*What needs to be done*: Retype each entry below exactly as it stands.

************

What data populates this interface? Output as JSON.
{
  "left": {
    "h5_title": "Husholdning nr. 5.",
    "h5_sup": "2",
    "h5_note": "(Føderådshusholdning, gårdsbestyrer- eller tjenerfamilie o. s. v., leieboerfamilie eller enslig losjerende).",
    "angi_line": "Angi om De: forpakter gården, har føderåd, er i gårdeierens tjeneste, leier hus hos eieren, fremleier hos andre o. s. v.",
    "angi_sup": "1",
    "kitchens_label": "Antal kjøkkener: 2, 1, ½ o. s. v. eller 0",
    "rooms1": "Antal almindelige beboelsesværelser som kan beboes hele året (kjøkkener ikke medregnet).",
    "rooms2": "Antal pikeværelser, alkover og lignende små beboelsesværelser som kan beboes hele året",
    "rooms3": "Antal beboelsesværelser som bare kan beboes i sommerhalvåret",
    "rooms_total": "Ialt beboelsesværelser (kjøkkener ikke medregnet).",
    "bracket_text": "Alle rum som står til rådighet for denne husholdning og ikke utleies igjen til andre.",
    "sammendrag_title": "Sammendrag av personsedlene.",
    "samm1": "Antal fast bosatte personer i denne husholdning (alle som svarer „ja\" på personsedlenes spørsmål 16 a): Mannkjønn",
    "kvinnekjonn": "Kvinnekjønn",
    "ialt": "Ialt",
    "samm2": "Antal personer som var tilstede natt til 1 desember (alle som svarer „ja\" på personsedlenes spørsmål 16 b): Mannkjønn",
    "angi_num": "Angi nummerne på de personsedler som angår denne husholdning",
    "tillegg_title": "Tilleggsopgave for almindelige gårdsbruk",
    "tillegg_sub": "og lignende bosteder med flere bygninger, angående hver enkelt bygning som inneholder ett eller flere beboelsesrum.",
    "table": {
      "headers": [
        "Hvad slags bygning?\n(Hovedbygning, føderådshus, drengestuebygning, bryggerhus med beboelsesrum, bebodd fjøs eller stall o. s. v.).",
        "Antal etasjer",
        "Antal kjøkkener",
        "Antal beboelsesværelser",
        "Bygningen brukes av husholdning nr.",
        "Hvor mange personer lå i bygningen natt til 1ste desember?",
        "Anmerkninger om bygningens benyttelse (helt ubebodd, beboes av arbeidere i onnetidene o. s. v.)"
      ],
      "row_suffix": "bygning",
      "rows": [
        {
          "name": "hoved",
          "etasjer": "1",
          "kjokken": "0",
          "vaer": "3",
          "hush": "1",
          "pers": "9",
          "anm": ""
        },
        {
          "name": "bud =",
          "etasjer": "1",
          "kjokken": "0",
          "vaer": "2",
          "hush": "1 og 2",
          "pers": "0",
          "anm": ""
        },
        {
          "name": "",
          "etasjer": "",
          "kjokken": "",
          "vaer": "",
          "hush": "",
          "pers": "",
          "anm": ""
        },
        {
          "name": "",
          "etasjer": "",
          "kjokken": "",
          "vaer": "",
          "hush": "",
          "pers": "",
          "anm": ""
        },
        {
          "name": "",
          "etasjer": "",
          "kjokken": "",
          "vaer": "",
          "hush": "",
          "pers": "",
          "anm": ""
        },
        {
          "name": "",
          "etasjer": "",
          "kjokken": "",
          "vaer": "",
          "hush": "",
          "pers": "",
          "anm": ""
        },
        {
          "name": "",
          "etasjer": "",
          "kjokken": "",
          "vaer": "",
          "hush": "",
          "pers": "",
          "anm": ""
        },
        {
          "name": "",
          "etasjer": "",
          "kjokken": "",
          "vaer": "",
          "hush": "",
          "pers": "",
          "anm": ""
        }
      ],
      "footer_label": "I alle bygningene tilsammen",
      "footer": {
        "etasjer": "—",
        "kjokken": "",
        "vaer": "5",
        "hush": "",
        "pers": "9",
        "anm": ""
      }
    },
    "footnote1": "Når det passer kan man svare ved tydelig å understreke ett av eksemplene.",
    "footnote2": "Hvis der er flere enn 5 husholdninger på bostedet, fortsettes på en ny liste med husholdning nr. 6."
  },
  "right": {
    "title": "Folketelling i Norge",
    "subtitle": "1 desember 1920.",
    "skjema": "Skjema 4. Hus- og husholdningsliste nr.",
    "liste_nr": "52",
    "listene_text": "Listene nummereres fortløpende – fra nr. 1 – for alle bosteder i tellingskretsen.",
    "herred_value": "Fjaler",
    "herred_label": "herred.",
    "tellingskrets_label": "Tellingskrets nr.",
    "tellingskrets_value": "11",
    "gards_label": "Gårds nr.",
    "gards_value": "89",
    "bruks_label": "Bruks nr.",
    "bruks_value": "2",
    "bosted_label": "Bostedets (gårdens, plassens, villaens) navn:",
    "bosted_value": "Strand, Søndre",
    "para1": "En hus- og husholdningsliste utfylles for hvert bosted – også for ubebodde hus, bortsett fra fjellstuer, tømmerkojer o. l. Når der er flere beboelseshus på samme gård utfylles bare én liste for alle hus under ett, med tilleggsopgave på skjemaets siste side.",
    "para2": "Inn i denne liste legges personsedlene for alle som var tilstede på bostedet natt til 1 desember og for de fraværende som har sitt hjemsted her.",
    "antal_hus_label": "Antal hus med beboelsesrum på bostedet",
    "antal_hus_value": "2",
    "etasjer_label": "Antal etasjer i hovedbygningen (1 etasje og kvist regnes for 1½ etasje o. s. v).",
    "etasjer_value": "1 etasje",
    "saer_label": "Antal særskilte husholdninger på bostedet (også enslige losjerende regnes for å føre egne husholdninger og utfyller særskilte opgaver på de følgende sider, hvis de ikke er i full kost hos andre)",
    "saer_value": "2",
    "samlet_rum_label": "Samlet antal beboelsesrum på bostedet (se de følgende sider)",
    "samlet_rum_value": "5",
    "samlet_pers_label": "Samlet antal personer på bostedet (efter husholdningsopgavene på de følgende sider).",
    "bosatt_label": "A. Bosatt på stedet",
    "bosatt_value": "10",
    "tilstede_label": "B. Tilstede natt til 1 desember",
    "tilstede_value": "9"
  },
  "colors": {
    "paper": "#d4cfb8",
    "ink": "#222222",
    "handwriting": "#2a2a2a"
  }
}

************

*Right answer*:
What data populates this interface? Output as JSON.
{
  "left": {
    "h5_title": "Husholdning nr. 5.",
    "h5_sup": "2",
    "h5_note": "(Føderådshusholdning, gårdsbestyrer- eller tjenerfamilie o. s. v., leieboerfamilie eller enslig losjerende).",
    "angi_line": "Angi om De: forpakter gården, har føderåd, er i gårdeierens tjeneste, leier hus hos eieren, fremleier hos andre o. s. v.",
    "angi_sup": "1",
    "kitchens_label": "Antal kjøkkener: 2, 1, ½ o. s. v. eller 0",
    "rooms1": "Antal almindelige beboelsesværelser som kan beboes hele året (kjøkkener ikke medregnet).",
    "rooms2": "Antal pikeværelser, alkover og lignende små beboelsesværelser som kan beboes hele året",
    "rooms3": "Antal beboelsesværelser som bare kan beboes i sommerhalvåret",
    "rooms_total": "Ialt beboelsesværelser (kjøkkener ikke medregnet).",
    "bracket_text": "Alle rum som står til rådighet for denne husholdning og ikke utleies igjen til andre.",
    "sammendrag_title": "Sammendrag av personsedlene.",
    "samm1": "Antal fast bosatte personer i denne husholdning (alle som svarer „ja\" på personsedlenes spørsmål 16 a): Mannkjønn",
    "kvinnekjonn": "Kvinnekjønn",
    "ialt": "Ialt",
    "samm2": "Antal personer som var tilstede natt til 1 desember (alle som svarer „ja\" på personsedlenes spørsmål 16 b): Mannkjønn",
    "angi_num": "Angi nummerne på de personsedler som angår denne husholdning",
    "tillegg_title": "Tilleggsopgave for almindelige gårdsbruk",
    "tillegg_sub": "og lignende bosteder med flere bygninger, angående hver enkelt bygning som inneholder ett eller flere beboelsesrum.",
    "table": {
      "headers": [
        "Hvad slags bygning?\n(Hovedbygning, føderådshus, drengestuebygning, bryggerhus med beboelsesrum, bebodd fjøs eller stall o. s. v.).",
        "Antal etasjer",
        "Antal kjøkkener",
        "Antal beboelsesværelser",
        "Bygningen brukes av husholdning nr.",
        "Hvor mange personer lå i bygningen natt til 1ste desember?",
        "Anmerkninger om bygningens benyttelse (helt ubebodd, beboes av arbeidere i onnetidene o. s. v.)"
      ],
      "row_suffix": "bygning",
      "rows": [
        {
          "name": "hoved",
          "etasjer": "1",
          "kjokken": "0",
          "vaer": "3",
          "hush": "1",
          "pers": "9",
          "anm": ""
        },
        {
          "name": "bud =",
          "etasjer": "1",
          "kjokken": "0",
          "vaer": "2",
          "hush": "1 og 2",
          "pers": "0",
          "anm": ""
        },
        {
          "name": "",
          "etasjer": "",
          "kjokken": "",
          "vaer": "",
          "hush": "",
          "pers": "",
          "anm": ""
        },
        {
          "name": "",
          "etasjer": "",
          "kjokken": "",
          "vaer": "",
          "hush": "",
          "pers": "",
          "anm": ""
        },
        {
          "name": "",
          "etasjer": "",
          "kjokken": "",
          "vaer": "",
          "hush": "",
          "pers": "",
          "anm": ""
        },
        {
          "name": "",
          "etasjer": "",
          "kjokken": "",
          "vaer": "",
          "hush": "",
          "pers": "",
          "anm": ""
        },
        {
          "name": "",
          "etasjer": "",
          "kjokken": "",
          "vaer": "",
          "hush": "",
          "pers": "",
          "anm": ""
        },
        {
          "name": "",
          "etasjer": "",
          "kjokken": "",
          "vaer": "",
          "hush": "",
          "pers": "",
          "anm": ""
        }
      ],
      "footer_label": "I alle bygningene tilsammen",
      "footer": {
        "etasjer": "—",
        "kjokken": "",
        "vaer": "5",
        "hush": "",
        "pers": "9",
        "anm": ""
      }
    },
    "footnote1": "Når det passer kan man svare ved tydelig å understreke ett av eksemplene.",
    "footnote2": "Hvis der er flere enn 5 husholdninger på bostedet, fortsettes på en ny liste med husholdning nr. 6."
  },
  "right": {
    "title": "Folketelling i Norge",
    "subtitle": "1 desember 1920.",
    "skjema": "Skjema 4. Hus- og husholdningsliste nr.",
    "liste_nr": "52",
    "listene_text": "Listene nummereres fortløpende – fra nr. 1 – for alle bosteder i tellingskretsen.",
    "herred_value": "Fjaler",
    "herred_label": "herred.",
    "tellingskrets_label": "Tellingskrets nr.",
    "tellingskrets_value": "11",
    "gards_label": "Gårds nr.",
    "gards_value": "89",
    "bruks_label": "Bruks nr.",
    "bruks_value": "2",
    "bosted_label": "Bostedets (gårdens, plassens, villaens) navn:",
    "bosted_value": "Strand, Søndre",
    "para1": "En hus- og husholdningsliste utfylles for hvert bosted – også for ubebodde hus, bortsett fra fjellstuer, tømmerkojer o. l. Når der er flere beboelseshus på samme gård utfylles bare én liste for alle hus under ett, med tilleggsopgave på skjemaets siste side.",
    "para2": "Inn i denne liste legges personsedlene for alle som var tilstede på bostedet natt til 1 desember og for de fraværende som har sitt hjemsted her.",
    "antal_hus_label": "Antal hus med beboelsesrum på bostedet",
    "antal_hus_value": "2",
    "etasjer_label": "Antal etasjer i hovedbygningen (1 etasje og kvist regnes for 1½ etasje o. s. v).",
    "etasjer_value": "1 etasje",
    "saer_label": "Antal særskilte husholdninger på bostedet (også enslige losjerende regnes for å føre egne husholdninger og utfyller særskilte opgaver på de følgende sider, hvis de ikke er i full kost hos andre)",
    "saer_value": "2",
    "samlet_rum_label": "Samlet antal beboelsesrum på bostedet (se de følgende sider)",
    "samlet_rum_value": "5",
    "samlet_pers_label": "Samlet antal personer på bostedet (efter husholdningsopgavene på de følgende sider).",
    "bosatt_label": "A. Bosatt på stedet",
    "bosatt_value": "10",
    "tilstede_label": "B. Tilstede natt til 1 desember",
    "tilstede_value": "9"
  },
  "colors": {
    "paper": "#d4cfb8",
    "ink": "#222222",
    "handwriting": "#2a2a2a"
  }
}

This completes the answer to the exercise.